▶ STORED RECORDS

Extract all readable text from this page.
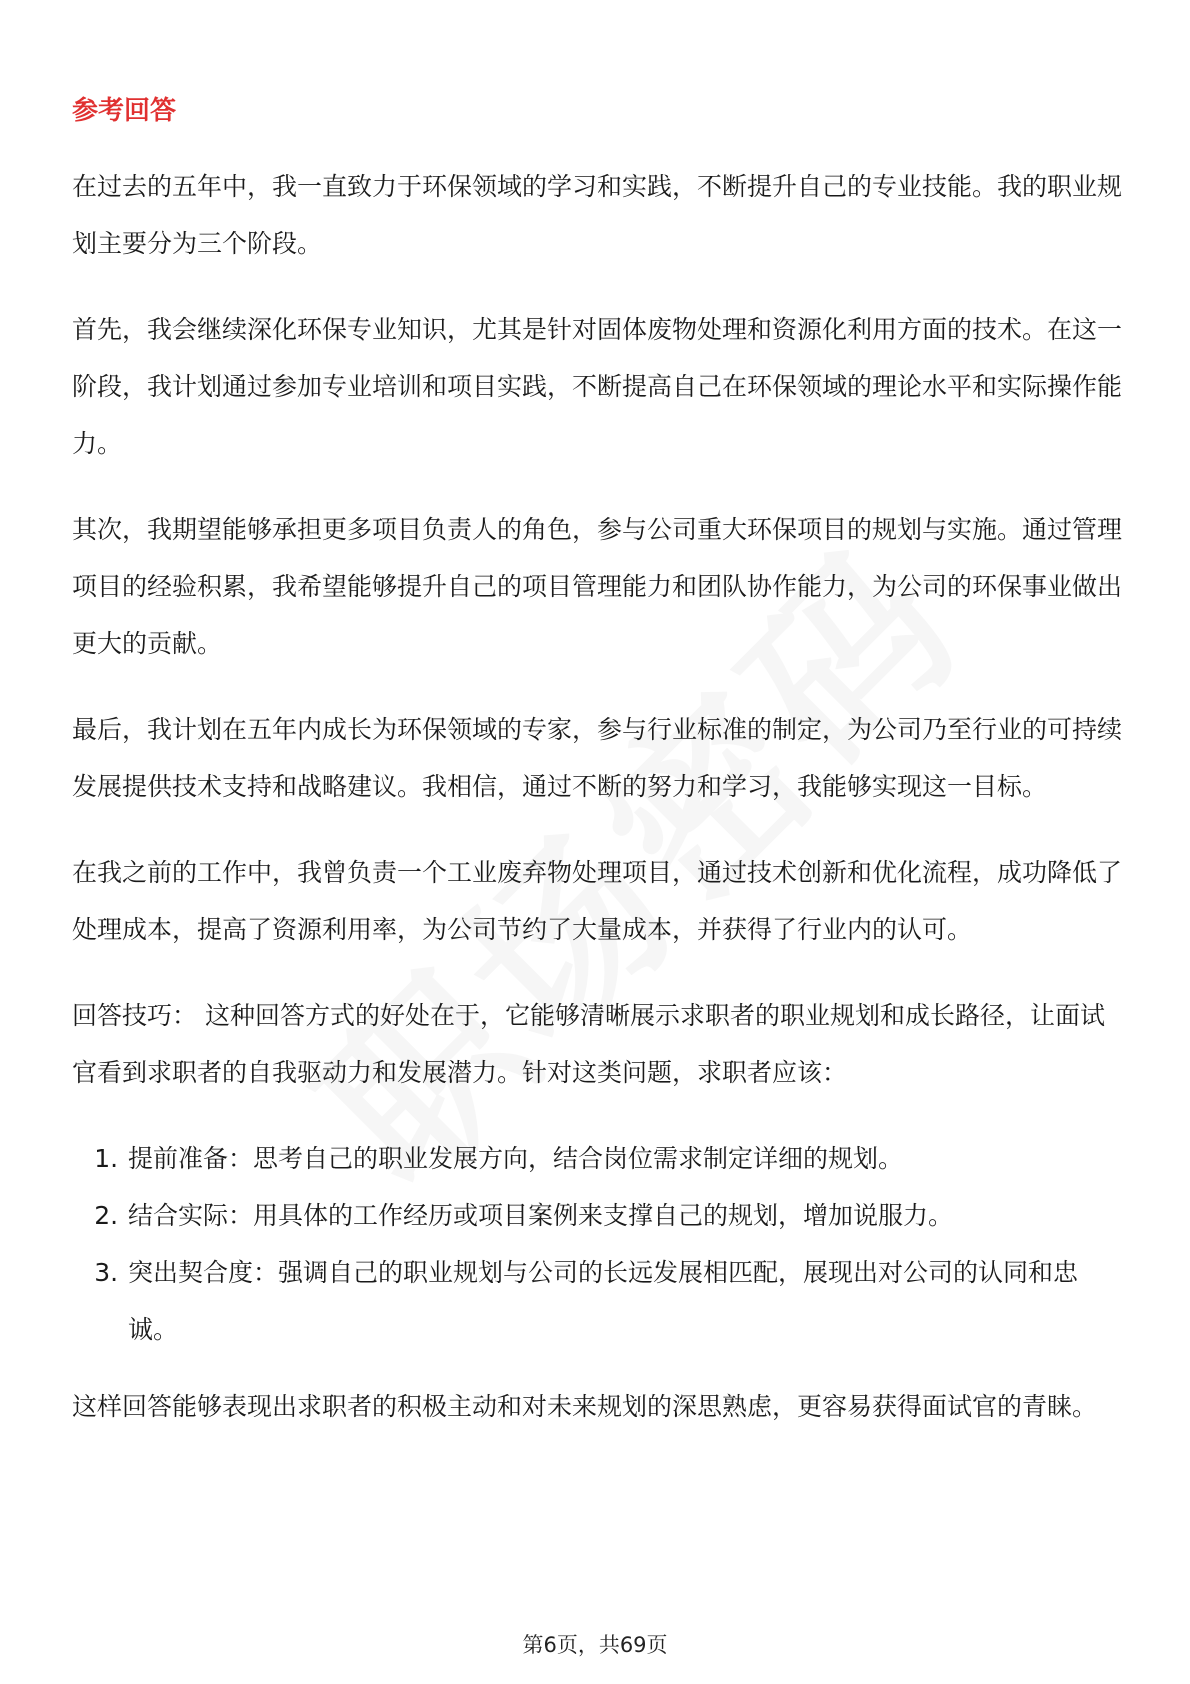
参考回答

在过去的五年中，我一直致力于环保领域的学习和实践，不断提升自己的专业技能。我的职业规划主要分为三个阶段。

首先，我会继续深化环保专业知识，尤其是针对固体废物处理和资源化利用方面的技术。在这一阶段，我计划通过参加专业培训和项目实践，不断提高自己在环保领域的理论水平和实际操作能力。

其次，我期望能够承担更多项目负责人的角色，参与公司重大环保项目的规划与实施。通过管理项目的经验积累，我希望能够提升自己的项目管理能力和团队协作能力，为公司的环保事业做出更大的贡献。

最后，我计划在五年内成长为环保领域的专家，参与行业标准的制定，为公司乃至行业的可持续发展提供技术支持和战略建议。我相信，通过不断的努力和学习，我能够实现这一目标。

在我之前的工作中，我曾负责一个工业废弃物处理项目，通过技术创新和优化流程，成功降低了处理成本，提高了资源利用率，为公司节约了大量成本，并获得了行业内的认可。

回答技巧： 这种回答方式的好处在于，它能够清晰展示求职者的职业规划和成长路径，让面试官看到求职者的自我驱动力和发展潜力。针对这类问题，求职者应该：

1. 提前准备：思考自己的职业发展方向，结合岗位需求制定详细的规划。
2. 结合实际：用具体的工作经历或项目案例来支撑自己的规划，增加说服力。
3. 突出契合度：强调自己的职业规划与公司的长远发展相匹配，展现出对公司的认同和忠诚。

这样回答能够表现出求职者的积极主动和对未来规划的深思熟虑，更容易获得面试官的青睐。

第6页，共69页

* * *

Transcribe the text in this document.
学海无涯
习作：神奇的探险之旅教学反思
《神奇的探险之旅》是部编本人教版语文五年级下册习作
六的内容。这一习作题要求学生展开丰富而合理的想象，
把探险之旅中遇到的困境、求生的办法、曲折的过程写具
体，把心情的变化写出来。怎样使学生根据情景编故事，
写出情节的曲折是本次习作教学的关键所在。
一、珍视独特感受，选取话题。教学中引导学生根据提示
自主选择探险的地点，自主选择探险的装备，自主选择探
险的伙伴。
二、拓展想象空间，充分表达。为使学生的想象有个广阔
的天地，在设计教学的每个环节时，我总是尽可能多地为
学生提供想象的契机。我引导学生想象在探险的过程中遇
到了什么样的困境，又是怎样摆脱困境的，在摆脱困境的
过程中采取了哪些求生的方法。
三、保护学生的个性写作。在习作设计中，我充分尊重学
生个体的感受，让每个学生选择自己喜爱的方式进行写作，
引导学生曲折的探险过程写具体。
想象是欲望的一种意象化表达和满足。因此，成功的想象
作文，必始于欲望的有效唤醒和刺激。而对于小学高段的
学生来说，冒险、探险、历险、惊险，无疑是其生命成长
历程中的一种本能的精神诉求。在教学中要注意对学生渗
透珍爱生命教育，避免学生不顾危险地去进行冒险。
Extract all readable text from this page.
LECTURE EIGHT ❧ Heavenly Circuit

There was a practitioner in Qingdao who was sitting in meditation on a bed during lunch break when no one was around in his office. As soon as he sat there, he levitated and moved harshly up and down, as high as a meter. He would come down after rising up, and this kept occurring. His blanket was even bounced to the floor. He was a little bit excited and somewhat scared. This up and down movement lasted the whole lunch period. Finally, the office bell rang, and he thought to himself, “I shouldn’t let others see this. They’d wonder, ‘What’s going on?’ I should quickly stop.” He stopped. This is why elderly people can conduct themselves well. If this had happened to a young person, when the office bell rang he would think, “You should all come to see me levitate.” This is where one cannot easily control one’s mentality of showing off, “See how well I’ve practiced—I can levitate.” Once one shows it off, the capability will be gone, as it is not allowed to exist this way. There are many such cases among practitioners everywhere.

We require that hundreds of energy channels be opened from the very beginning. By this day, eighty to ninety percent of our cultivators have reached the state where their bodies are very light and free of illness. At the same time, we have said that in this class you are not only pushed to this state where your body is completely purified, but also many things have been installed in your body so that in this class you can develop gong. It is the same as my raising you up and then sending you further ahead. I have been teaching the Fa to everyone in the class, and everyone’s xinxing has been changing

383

* * *

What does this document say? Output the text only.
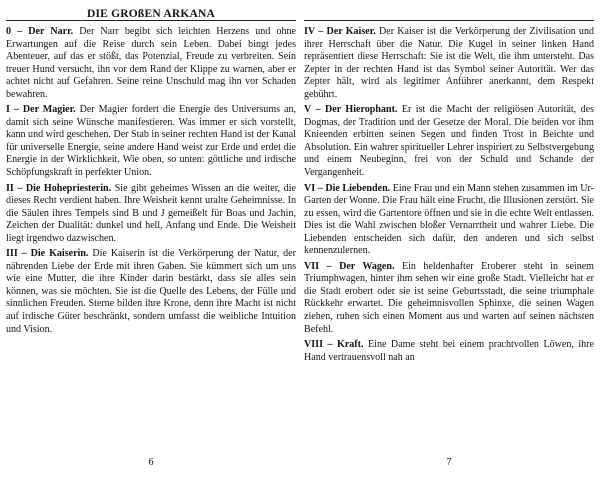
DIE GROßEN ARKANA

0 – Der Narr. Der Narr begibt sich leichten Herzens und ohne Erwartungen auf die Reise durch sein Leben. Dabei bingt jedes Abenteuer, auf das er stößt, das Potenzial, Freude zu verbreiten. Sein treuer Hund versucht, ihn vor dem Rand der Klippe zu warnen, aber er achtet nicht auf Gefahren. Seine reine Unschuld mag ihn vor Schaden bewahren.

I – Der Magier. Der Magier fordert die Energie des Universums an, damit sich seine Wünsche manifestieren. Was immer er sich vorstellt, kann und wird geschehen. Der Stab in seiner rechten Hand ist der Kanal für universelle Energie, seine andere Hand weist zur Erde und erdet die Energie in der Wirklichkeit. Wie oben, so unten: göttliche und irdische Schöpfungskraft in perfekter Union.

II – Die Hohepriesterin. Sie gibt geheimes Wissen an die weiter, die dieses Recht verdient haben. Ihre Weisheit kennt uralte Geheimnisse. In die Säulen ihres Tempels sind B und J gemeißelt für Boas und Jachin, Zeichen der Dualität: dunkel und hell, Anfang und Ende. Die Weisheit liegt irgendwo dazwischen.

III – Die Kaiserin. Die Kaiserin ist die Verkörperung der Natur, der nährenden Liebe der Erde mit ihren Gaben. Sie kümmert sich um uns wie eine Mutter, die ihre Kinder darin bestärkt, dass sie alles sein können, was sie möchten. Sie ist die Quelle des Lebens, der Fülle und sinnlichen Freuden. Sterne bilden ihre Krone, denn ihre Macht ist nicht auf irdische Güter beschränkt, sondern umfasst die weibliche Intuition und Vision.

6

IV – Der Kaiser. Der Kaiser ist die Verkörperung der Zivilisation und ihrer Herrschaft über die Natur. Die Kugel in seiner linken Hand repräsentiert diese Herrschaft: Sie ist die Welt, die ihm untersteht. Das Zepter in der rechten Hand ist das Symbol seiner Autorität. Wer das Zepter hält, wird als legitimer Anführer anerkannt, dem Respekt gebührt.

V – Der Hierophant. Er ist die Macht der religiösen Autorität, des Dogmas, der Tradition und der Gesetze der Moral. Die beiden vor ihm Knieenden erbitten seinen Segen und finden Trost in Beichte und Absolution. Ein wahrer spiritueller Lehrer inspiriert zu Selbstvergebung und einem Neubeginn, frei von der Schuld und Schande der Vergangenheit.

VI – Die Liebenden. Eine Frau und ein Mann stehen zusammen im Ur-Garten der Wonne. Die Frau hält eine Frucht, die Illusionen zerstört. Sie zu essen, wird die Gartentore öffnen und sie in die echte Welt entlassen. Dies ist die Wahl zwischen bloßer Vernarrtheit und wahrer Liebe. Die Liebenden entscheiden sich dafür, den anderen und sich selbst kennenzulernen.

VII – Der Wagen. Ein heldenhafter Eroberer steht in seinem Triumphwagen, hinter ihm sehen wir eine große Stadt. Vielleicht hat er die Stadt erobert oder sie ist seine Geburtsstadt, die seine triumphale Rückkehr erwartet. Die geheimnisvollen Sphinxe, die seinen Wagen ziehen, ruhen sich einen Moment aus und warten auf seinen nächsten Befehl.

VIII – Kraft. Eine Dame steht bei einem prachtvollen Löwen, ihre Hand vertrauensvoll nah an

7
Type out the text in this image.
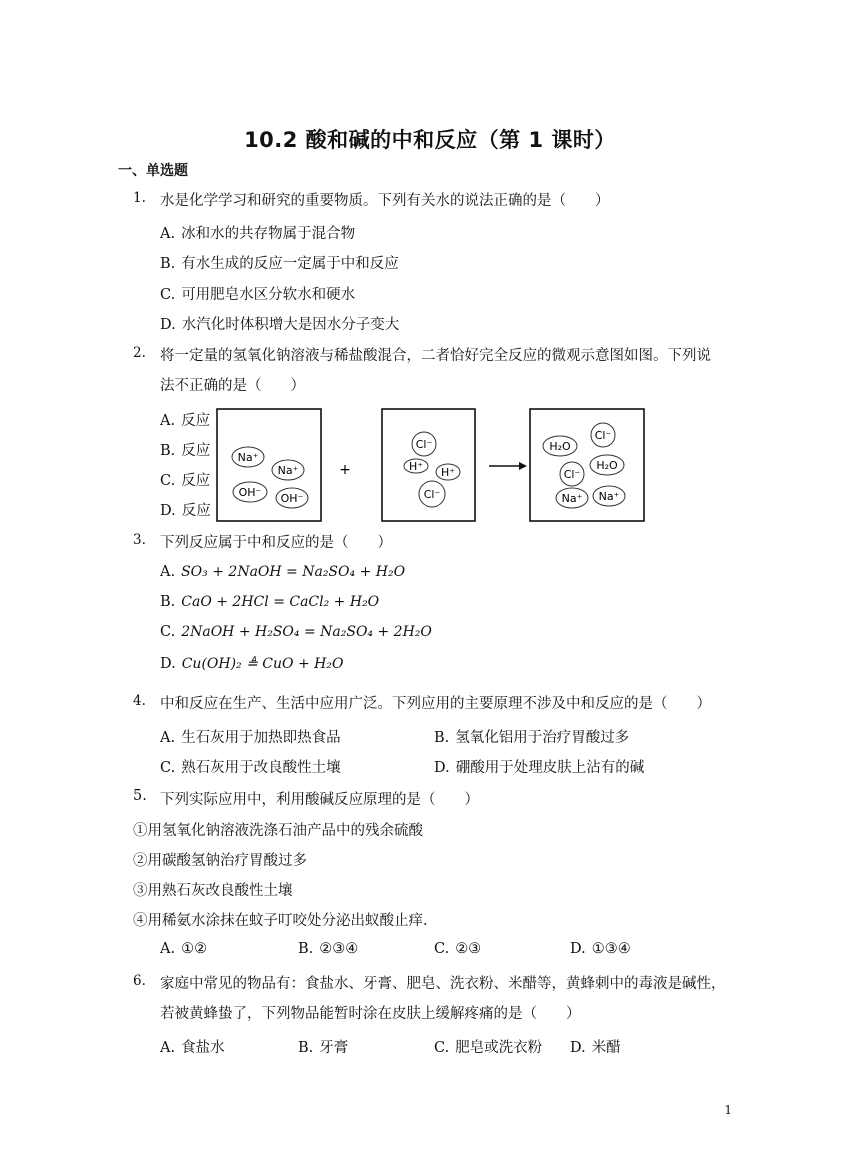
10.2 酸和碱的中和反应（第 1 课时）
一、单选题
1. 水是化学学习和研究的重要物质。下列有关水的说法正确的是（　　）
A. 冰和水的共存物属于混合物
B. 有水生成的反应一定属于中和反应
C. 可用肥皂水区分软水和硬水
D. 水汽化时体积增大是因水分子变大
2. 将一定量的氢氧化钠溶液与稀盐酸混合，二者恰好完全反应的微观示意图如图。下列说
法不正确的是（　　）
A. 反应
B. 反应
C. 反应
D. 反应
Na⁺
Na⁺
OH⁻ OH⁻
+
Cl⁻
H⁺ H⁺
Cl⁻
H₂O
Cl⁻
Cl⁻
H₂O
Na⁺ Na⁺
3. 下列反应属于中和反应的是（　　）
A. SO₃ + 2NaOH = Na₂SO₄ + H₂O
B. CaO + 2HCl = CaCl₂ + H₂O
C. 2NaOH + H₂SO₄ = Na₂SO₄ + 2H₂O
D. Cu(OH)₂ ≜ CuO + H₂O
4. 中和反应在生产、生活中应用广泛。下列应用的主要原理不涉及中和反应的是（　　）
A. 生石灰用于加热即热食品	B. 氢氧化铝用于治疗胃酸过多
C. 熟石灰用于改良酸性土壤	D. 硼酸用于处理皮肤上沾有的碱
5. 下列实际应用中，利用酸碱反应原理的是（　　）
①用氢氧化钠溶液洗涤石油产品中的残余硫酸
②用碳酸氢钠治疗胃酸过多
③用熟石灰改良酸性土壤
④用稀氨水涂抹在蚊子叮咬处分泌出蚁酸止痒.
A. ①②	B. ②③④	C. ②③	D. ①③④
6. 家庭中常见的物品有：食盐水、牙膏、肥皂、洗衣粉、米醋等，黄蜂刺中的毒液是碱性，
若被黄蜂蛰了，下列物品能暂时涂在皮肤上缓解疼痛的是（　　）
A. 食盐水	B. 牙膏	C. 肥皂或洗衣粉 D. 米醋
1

▶ INSTRUCTIONS FOR THE TASK
In the entries above, identify every line with the string "text".

▶ REPLY
Extract all readable text from this page.
Transcribe the text in this document.
Extract all readable text from this page.
What does this document say? Output the text only.
Type out the text in this image.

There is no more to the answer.